## Given entries
· · · · ·

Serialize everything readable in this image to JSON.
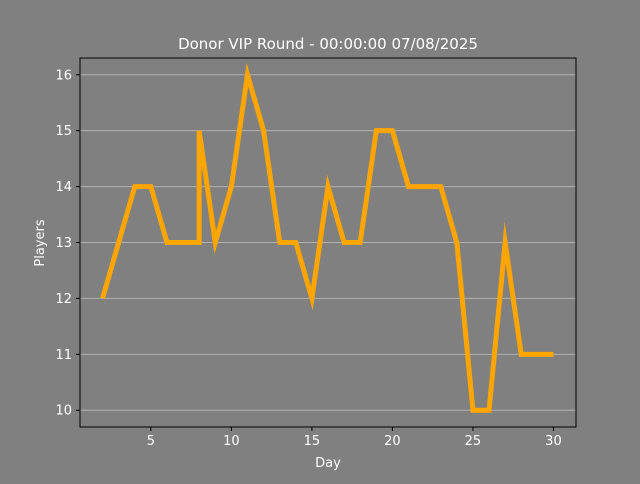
{
  "chart_data": {
    "type": "line",
    "title": "Donor VIP Round - 00:00:00 07/08/2025",
    "xlabel": "Day",
    "ylabel": "Players",
    "xlim": [
      0.6,
      31.4
    ],
    "ylim": [
      9.7,
      16.3
    ],
    "xticks": [
      5,
      10,
      15,
      20,
      25,
      30
    ],
    "yticks": [
      10,
      11,
      12,
      13,
      14,
      15,
      16
    ],
    "grid": "horizontal",
    "legend": "none",
    "colors": {
      "figure_background": "#808080",
      "axes_background": "#808080",
      "text": "#ffffff",
      "grid": "#b0b0b0",
      "spine": "#000000",
      "line": "#ffa500"
    },
    "series": [
      {
        "x": [
          2,
          3,
          4,
          5,
          6,
          7,
          8,
          8,
          9,
          10,
          11,
          12,
          13,
          14,
          15,
          16,
          17,
          18,
          19,
          20,
          21,
          22,
          23,
          24,
          25,
          26,
          27,
          28,
          29,
          30
        ],
        "values": [
          12,
          13,
          14,
          14,
          13,
          13,
          13,
          15,
          13,
          14,
          16,
          15,
          13,
          13,
          12,
          14,
          13,
          13,
          15,
          15,
          14,
          14,
          14,
          13,
          10,
          10,
          13,
          11,
          11,
          11
        ]
      }
    ]
  }
}
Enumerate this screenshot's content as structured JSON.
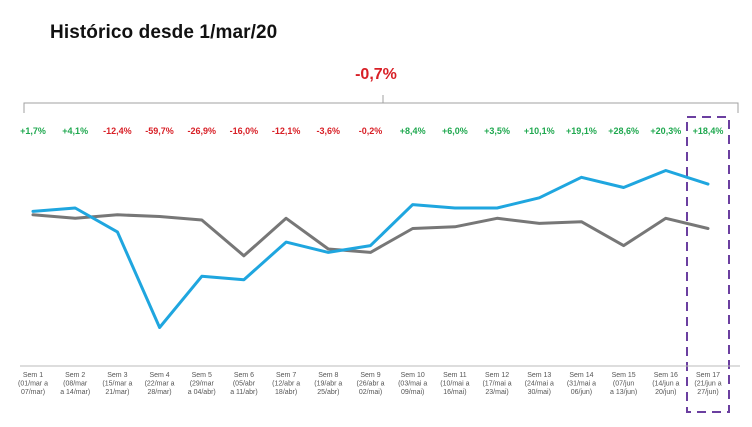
{
  "header": {
    "title": "Histórico desde 1/mar/20"
  },
  "summary": {
    "value": "-0,7%"
  },
  "colors": {
    "positive": "#1fa84f",
    "negative": "#d81f26",
    "blue_line": "#1fa6df",
    "gray_line": "#777777",
    "highlight": "#6b3fa0",
    "bracket": "#a0a0a0"
  },
  "chart_data": {
    "type": "line",
    "title": "Histórico desde 1/mar/20",
    "categories": [
      [
        "Sem 1",
        "(01/mar a",
        "07/mar)"
      ],
      [
        "Sem 2",
        "(08/mar",
        "a 14/mar)"
      ],
      [
        "Sem 3",
        "(15/mar a",
        "21/mar)"
      ],
      [
        "Sem 4",
        "(22/mar a",
        "28/mar)"
      ],
      [
        "Sem 5",
        "(29/mar",
        "a 04/abr)"
      ],
      [
        "Sem 6",
        "(05/abr",
        "a 11/abr)"
      ],
      [
        "Sem 7",
        "(12/abr a",
        "18/abr)"
      ],
      [
        "Sem 8",
        "(19/abr a",
        "25/abr)"
      ],
      [
        "Sem 9",
        "(26/abr a",
        "02/mai)"
      ],
      [
        "Sem 10",
        "(03/mai a",
        "09/mai)"
      ],
      [
        "Sem 11",
        "(10/mai a",
        "16/mai)"
      ],
      [
        "Sem 12",
        "(17/mai a",
        "23/mai)"
      ],
      [
        "Sem 13",
        "(24/mai a",
        "30/mai)"
      ],
      [
        "Sem 14",
        "(31/mai a",
        "06/jun)"
      ],
      [
        "Sem 15",
        "(07/jun",
        "a 13/jun)"
      ],
      [
        "Sem 16",
        "(14/jun a",
        "20/jun)"
      ],
      [
        "Sem 17",
        "(21/jun a",
        "27/jun)"
      ]
    ],
    "variation_labels": [
      "+1,7%",
      "+4,1%",
      "-12,4%",
      "-59,7%",
      "-26,9%",
      "-16,0%",
      "-12,1%",
      "-3,6%",
      "-0,2%",
      "+8,4%",
      "+6,0%",
      "+3,5%",
      "+10,1%",
      "+19,1%",
      "+28,6%",
      "+20,3%",
      "+18,4%"
    ],
    "total_variation": "-0,7%",
    "series": [
      {
        "values": [
          100,
          101,
          94,
          66,
          81,
          80,
          91,
          88,
          90,
          102,
          101,
          101,
          104,
          110,
          107,
          112,
          108
        ]
      },
      {
        "values": [
          99,
          98,
          99,
          98.5,
          97.5,
          87,
          98,
          89,
          88,
          95,
          95.5,
          98,
          96.5,
          97,
          90,
          98,
          95
        ]
      }
    ],
    "ylim": [
      55,
      118
    ],
    "highlight_index": 16,
    "grid": false,
    "legend": "none"
  }
}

· · · · ·

## What to do
Using the listing, collect all lines in which the string "Histórico" is found.

## Complete output
    "title": "Histórico desde 1/mar/20"
    "title": "Histórico desde 1/mar/20",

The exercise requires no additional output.